_PROBLEM DESCRIPTION:_ The entries below are to be repeated exactly as they stand.

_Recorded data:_
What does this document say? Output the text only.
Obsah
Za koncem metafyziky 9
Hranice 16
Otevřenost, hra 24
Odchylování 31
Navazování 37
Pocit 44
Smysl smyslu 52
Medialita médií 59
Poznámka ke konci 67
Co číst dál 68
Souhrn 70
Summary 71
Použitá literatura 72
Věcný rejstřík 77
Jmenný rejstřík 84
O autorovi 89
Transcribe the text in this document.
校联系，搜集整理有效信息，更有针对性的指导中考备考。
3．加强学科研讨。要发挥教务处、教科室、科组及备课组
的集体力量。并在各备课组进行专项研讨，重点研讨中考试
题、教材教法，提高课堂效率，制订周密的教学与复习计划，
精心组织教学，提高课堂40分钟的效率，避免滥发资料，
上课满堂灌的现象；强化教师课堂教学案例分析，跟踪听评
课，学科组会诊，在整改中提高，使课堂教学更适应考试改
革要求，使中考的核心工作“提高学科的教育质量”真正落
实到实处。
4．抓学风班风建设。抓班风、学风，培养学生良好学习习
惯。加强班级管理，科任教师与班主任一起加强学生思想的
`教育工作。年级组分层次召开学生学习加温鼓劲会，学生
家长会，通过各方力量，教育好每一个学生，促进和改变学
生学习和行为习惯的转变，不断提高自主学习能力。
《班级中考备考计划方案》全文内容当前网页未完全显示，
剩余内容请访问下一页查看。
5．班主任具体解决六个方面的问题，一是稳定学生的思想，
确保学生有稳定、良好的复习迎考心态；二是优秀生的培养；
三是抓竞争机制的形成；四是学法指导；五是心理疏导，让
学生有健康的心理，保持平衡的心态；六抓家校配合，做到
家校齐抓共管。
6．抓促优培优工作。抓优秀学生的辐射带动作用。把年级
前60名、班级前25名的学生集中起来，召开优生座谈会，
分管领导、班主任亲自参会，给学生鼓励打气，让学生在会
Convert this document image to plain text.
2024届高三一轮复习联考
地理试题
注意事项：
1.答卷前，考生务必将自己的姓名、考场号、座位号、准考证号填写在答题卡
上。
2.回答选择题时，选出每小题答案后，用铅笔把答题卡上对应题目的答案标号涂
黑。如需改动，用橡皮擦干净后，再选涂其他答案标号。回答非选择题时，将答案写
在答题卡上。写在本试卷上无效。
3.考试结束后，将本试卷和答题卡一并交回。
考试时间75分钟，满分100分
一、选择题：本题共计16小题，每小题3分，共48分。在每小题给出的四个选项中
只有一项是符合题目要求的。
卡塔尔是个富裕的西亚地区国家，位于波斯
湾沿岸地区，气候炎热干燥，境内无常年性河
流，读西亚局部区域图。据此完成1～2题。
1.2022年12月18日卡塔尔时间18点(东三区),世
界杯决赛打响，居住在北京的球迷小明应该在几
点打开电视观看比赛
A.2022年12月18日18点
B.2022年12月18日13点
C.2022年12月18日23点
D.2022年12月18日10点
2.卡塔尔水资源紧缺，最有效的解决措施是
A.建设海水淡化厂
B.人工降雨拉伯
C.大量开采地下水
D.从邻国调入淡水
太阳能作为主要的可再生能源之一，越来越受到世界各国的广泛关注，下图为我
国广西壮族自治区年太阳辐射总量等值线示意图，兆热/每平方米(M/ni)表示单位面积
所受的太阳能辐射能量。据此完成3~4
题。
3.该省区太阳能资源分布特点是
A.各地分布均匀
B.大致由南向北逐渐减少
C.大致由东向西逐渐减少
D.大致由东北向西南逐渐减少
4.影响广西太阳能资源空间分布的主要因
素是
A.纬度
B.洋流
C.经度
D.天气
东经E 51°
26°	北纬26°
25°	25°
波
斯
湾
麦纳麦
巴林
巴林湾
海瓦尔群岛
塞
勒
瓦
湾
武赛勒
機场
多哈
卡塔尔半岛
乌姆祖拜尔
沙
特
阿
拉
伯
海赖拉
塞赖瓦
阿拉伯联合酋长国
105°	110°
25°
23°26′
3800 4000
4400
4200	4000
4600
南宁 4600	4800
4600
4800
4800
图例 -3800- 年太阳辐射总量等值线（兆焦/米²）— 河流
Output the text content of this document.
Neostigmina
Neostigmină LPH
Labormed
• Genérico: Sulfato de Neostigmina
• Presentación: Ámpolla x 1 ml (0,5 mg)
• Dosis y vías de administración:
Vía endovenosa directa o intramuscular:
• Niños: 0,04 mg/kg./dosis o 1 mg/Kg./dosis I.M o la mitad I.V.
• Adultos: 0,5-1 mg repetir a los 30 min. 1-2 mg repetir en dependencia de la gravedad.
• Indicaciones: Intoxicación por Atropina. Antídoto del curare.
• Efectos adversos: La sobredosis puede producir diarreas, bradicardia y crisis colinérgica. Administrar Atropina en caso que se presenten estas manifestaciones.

_EXERCISE RESULT:_
What does this document say? Output the text only.
Obsah
Za koncem metafyziky 9
Hranice 16
Otevřenost, hra 24
Odchylování 31
Navazování 37
Pocit 44
Smysl smyslu 52
Medialita médií 59
Poznámka ke konci 67
Co číst dál 68
Souhrn 70
Summary 71
Použitá literatura 72
Věcný rejstřík 77
Jmenný rejstřík 84
O autorovi 89
Transcribe the text in this document.
校联系，搜集整理有效信息，更有针对性的指导中考备考。
3．加强学科研讨。要发挥教务处、教科室、科组及备课组
的集体力量。并在各备课组进行专项研讨，重点研讨中考试
题、教材教法，提高课堂效率，制订周密的教学与复习计划，
精心组织教学，提高课堂40分钟的效率，避免滥发资料，
上课满堂灌的现象；强化教师课堂教学案例分析，跟踪听评
课，学科组会诊，在整改中提高，使课堂教学更适应考试改
革要求，使中考的核心工作“提高学科的教育质量”真正落
实到实处。
4．抓学风班风建设。抓班风、学风，培养学生良好学习习
惯。加强班级管理，科任教师与班主任一起加强学生思想的
`教育工作。年级组分层次召开学生学习加温鼓劲会，学生
家长会，通过各方力量，教育好每一个学生，促进和改变学
生学习和行为习惯的转变，不断提高自主学习能力。
《班级中考备考计划方案》全文内容当前网页未完全显示，
剩余内容请访问下一页查看。
5．班主任具体解决六个方面的问题，一是稳定学生的思想，
确保学生有稳定、良好的复习迎考心态；二是优秀生的培养；
三是抓竞争机制的形成；四是学法指导；五是心理疏导，让
学生有健康的心理，保持平衡的心态；六抓家校配合，做到
家校齐抓共管。
6．抓促优培优工作。抓优秀学生的辐射带动作用。把年级
前60名、班级前25名的学生集中起来，召开优生座谈会，
分管领导、班主任亲自参会，给学生鼓励打气，让学生在会
Convert this document image to plain text.
2024届高三一轮复习联考
地理试题
注意事项：
1.答卷前，考生务必将自己的姓名、考场号、座位号、准考证号填写在答题卡
上。
2.回答选择题时，选出每小题答案后，用铅笔把答题卡上对应题目的答案标号涂
黑。如需改动，用橡皮擦干净后，再选涂其他答案标号。回答非选择题时，将答案写
在答题卡上。写在本试卷上无效。
3.考试结束后，将本试卷和答题卡一并交回。
考试时间75分钟，满分100分
一、选择题：本题共计16小题，每小题3分，共48分。在每小题给出的四个选项中
只有一项是符合题目要求的。
卡塔尔是个富裕的西亚地区国家，位于波斯
湾沿岸地区，气候炎热干燥，境内无常年性河
流，读西亚局部区域图。据此完成1～2题。
1.2022年12月18日卡塔尔时间18点(东三区),世
界杯决赛打响，居住在北京的球迷小明应该在几
点打开电视观看比赛
A.2022年12月18日18点
B.2022年12月18日13点
C.2022年12月18日23点
D.2022年12月18日10点
2.卡塔尔水资源紧缺，最有效的解决措施是
A.建设海水淡化厂
B.人工降雨拉伯
C.大量开采地下水
D.从邻国调入淡水
太阳能作为主要的可再生能源之一，越来越受到世界各国的广泛关注，下图为我
国广西壮族自治区年太阳辐射总量等值线示意图，兆热/每平方米(M/ni)表示单位面积
所受的太阳能辐射能量。据此完成3~4
题。
3.该省区太阳能资源分布特点是
A.各地分布均匀
B.大致由南向北逐渐减少
C.大致由东向西逐渐减少
D.大致由东北向西南逐渐减少
4.影响广西太阳能资源空间分布的主要因
素是
A.纬度
B.洋流
C.经度
D.天气
东经E 51°
26°	北纬26°
25°	25°
波
斯
湾
麦纳麦
巴林
巴林湾
海瓦尔群岛
塞
勒
瓦
湾
武赛勒
機场
多哈
卡塔尔半岛
乌姆祖拜尔
沙
特
阿
拉
伯
海赖拉
塞赖瓦
阿拉伯联合酋长国
105°	110°
25°
23°26′
3800 4000
4400
4200	4000
4600
南宁 4600	4800
4600
4800
4800
图例 -3800- 年太阳辐射总量等值线（兆焦/米²）— 河流
Output the text content of this document.
Neostigmina
Neostigmină LPH
Labormed
• Genérico: Sulfato de Neostigmina
• Presentación: Ámpolla x 1 ml (0,5 mg)
• Dosis y vías de administración:
Vía endovenosa directa o intramuscular:
• Niños: 0,04 mg/kg./dosis o 1 mg/Kg./dosis I.M o la mitad I.V.
• Adultos: 0,5-1 mg repetir a los 30 min. 1-2 mg repetir en dependencia de la gravedad.
• Indicaciones: Intoxicación por Atropina. Antídoto del curare.
• Efectos adversos: La sobredosis puede producir diarreas, bradicardia y crisis colinérgica. Administrar Atropina en caso que se presenten estas manifestaciones.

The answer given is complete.